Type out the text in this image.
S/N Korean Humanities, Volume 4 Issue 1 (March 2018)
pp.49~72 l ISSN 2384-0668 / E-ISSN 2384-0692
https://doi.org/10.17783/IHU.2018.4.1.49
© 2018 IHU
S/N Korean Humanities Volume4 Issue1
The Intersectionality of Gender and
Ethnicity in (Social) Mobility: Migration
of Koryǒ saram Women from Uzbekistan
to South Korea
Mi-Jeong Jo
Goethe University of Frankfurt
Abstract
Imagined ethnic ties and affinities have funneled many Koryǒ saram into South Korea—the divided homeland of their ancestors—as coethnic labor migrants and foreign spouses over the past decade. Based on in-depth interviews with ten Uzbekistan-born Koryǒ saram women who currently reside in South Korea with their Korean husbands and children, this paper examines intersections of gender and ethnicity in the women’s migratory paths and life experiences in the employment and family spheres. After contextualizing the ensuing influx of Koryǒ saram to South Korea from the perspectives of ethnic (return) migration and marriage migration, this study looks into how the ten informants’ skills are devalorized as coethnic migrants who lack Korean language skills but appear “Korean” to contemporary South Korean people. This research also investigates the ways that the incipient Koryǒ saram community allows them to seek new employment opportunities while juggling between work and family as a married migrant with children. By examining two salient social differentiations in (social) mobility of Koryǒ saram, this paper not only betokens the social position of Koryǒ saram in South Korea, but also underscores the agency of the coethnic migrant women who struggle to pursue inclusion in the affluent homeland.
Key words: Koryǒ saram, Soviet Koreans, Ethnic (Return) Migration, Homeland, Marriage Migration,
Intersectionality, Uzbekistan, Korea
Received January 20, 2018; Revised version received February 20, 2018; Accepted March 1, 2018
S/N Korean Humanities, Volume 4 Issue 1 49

○ ○ ○ ○ ○ ○ ○

**TASK STATEMENT**:
Find the number of lines in which the word "March" occurs, and write nothing but that number.

**WRITTEN SOLUTION**:
2